Bounding box annotations
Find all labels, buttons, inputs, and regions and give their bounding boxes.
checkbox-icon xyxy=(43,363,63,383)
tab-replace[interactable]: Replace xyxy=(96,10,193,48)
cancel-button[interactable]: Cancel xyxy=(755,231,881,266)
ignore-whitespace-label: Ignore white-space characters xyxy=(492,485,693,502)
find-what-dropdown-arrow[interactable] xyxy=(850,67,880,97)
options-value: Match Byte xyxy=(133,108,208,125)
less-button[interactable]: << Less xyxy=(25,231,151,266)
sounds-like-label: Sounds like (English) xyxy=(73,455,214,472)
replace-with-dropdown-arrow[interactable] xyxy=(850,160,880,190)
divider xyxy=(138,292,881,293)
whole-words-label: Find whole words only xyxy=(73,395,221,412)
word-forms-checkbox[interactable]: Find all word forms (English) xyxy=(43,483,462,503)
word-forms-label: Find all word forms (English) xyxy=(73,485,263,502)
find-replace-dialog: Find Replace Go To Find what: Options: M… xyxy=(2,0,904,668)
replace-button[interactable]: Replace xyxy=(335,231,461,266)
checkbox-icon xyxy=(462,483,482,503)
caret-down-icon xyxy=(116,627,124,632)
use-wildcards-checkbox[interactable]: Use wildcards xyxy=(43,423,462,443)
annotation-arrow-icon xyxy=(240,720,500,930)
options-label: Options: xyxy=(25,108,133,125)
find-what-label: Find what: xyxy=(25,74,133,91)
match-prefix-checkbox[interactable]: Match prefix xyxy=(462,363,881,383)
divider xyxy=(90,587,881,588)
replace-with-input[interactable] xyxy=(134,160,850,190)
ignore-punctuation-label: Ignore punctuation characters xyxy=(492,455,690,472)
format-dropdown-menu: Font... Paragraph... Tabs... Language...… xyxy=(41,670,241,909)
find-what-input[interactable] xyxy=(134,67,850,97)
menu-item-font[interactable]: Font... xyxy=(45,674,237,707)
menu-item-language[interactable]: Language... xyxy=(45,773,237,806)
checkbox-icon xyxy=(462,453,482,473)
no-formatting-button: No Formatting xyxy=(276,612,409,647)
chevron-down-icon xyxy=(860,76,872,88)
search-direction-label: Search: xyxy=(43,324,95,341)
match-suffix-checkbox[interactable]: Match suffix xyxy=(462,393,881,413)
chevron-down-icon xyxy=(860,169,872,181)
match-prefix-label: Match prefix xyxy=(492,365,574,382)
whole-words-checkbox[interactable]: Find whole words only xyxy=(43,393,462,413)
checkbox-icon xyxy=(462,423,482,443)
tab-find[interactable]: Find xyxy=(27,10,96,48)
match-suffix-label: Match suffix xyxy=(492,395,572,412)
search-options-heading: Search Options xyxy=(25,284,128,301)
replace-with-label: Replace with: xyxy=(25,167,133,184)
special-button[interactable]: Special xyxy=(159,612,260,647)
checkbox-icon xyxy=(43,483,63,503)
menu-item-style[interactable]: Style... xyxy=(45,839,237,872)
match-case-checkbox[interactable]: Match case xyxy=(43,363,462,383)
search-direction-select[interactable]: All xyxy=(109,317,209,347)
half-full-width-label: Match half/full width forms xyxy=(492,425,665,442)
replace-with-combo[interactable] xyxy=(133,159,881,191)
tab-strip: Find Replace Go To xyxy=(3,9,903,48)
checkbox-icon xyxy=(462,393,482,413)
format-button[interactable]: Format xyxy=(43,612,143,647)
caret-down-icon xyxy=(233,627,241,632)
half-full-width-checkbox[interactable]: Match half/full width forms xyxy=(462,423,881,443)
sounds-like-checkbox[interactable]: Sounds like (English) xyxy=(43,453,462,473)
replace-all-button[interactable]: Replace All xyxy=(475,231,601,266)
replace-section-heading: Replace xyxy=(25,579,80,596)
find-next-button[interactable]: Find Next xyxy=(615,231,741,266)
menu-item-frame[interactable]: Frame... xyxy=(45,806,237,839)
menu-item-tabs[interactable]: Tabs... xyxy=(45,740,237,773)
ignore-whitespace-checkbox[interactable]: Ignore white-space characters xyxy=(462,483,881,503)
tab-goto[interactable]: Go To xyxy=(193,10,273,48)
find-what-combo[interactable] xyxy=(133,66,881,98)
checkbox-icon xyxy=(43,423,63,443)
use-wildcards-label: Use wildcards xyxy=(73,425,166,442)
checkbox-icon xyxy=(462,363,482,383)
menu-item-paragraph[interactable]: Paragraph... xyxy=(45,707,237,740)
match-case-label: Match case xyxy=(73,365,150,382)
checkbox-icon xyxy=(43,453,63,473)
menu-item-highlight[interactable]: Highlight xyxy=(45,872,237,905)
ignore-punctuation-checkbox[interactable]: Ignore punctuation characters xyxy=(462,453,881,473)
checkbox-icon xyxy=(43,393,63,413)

▶ **What is expected**: Format the lines of the listing above as a JSON list of strings, with one string for each line and blank lines left out.

▶ **Result**:
[
  "Find all labels, buttons, inputs, and regions and give their bounding boxes.",
  "checkbox-icon xyxy=(43,363,63,383)",
  "tab-replace[interactable]: Replace xyxy=(96,10,193,48)",
  "cancel-button[interactable]: Cancel xyxy=(755,231,881,266)",
  "ignore-whitespace-label: Ignore white-space characters xyxy=(492,485,693,502)",
  "find-what-dropdown-arrow[interactable] xyxy=(850,67,880,97)",
  "options-value: Match Byte xyxy=(133,108,208,125)",
  "less-button[interactable]: << Less xyxy=(25,231,151,266)",
  "sounds-like-label: Sounds like (English) xyxy=(73,455,214,472)",
  "replace-with-dropdown-arrow[interactable] xyxy=(850,160,880,190)",
  "divider xyxy=(138,292,881,293)",
  "whole-words-label: Find whole words only xyxy=(73,395,221,412)",
  "word-forms-checkbox[interactable]: Find all word forms (English) xyxy=(43,483,462,503)",
  "word-forms-label: Find all word forms (English) xyxy=(73,485,263,502)",
  "find-replace-dialog: Find Replace Go To Find what: Options: M… xyxy=(2,0,904,668)",
  "replace-button[interactable]: Replace xyxy=(335,231,461,266)",
  "checkbox-icon xyxy=(462,483,482,503)",
  "caret-down-icon xyxy=(116,627,124,632)",
  "use-wildcards-checkbox[interactable]: Use wildcards xyxy=(43,423,462,443)",
  "annotation-arrow-icon xyxy=(240,720,500,930)",
  "options-label: Options: xyxy=(25,108,133,125)",
  "find-what-label: Find what: xyxy=(25,74,133,91)",
  "match-prefix-checkbox[interactable]: Match prefix xyxy=(462,363,881,383)",
  "divider xyxy=(90,587,881,588)",
  "replace-with-input[interactable] xyxy=(134,160,850,190)",
  "ignore-punctuation-label: Ignore punctuation characters xyxy=(492,455,690,472)",
  "format-dropdown-menu: Font... Paragraph... Tabs... Language...… xyxy=(41,670,241,909)",
  "find-what-input[interactable] xyxy=(134,67,850,97)",
  "menu-item-font[interactable]: Font... xyxy=(45,674,237,707)",
  "menu-item-language[interactable]: Language... xyxy=(45,773,237,806)",
  "checkbox-icon xyxy=(462,453,482,473)",
  "no-formatting-button: No Formatting xyxy=(276,612,409,647)",
  "chevron-down-icon xyxy=(860,76,872,88)",
  "search-direction-label: Search: xyxy=(43,324,95,341)",
  "match-suffix-checkbox[interactable]: Match suffix xyxy=(462,393,881,413)",
  "chevron-down-icon xyxy=(860,169,872,181)",
  "match-prefix-label: Match prefix xyxy=(492,365,574,382)",
  "whole-words-checkbox[interactable]: Find whole words only xyxy=(43,393,462,413)",
  "checkbox-icon xyxy=(462,423,482,443)",
  "tab-find[interactable]: Find xyxy=(27,10,96,48)",
  "match-suffix-label: Match suffix xyxy=(492,395,572,412)",
  "search-options-heading: Search Options xyxy=(25,284,128,301)",
  "replace-with-label: Replace with: xyxy=(25,167,133,184)",
  "special-button[interactable]: Special xyxy=(159,612,260,647)",
  "checkbox-icon xyxy=(43,483,63,503)",
  "menu-item-style[interactable]: Style... xyxy=(45,839,237,872)",
  "match-case-checkbox[interactable]: Match case xyxy=(43,363,462,383)",
  "search-direction-select[interactable]: All xyxy=(109,317,209,347)",
  "half-full-width-label: Match half/full width forms xyxy=(492,425,665,442)",
  "replace-with-combo[interactable] xyxy=(133,159,881,191)",
  "tab-strip: Find Replace Go To xyxy=(3,9,903,48)",
  "checkbox-icon xyxy=(462,393,482,413)",
  "format-button[interactable]: Format xyxy=(43,612,143,647)",
  "caret-down-icon xyxy=(233,627,241,632)",
  "half-full-width-checkbox[interactable]: Match half/full width forms xyxy=(462,423,881,443)",
  "sounds-like-checkbox[interactable]: Sounds like (English) xyxy=(43,453,462,473)",
  "replace-all-button[interactable]: Replace All xyxy=(475,231,601,266)",
  "replace-section-heading: Replace xyxy=(25,579,80,596)",
  "find-next-button[interactable]: Find Next xyxy=(615,231,741,266)",
  "menu-item-frame[interactable]: Frame... xyxy=(45,806,237,839)",
  "menu-item-tabs[interactable]: Tabs... xyxy=(45,740,237,773)",
  "ignore-whitespace-checkbox[interactable]: Ignore white-space characters xyxy=(462,483,881,503)",
  "tab-goto[interactable]: Go To xyxy=(193,10,273,48)",
  "find-what-combo[interactable] xyxy=(133,66,881,98)",
  "checkbox-icon xyxy=(43,423,63,443)",
  "use-wildcards-label: Use wildcards xyxy=(73,425,166,442)",
  "checkbox-icon xyxy=(462,363,482,383)",
  "menu-item-paragraph[interactable]: Paragraph... xyxy=(45,707,237,740)",
  "match-case-label: Match case xyxy=(73,365,150,382)",
  "checkbox-icon xyxy=(43,453,63,473)",
  "menu-item-highlight[interactable]: Highlight xyxy=(45,872,237,905)",
  "ignore-punctuation-checkbox[interactable]: Ignore punctuation characters xyxy=(462,453,881,473)",
  "checkbox-icon xyxy=(43,393,63,413)"
]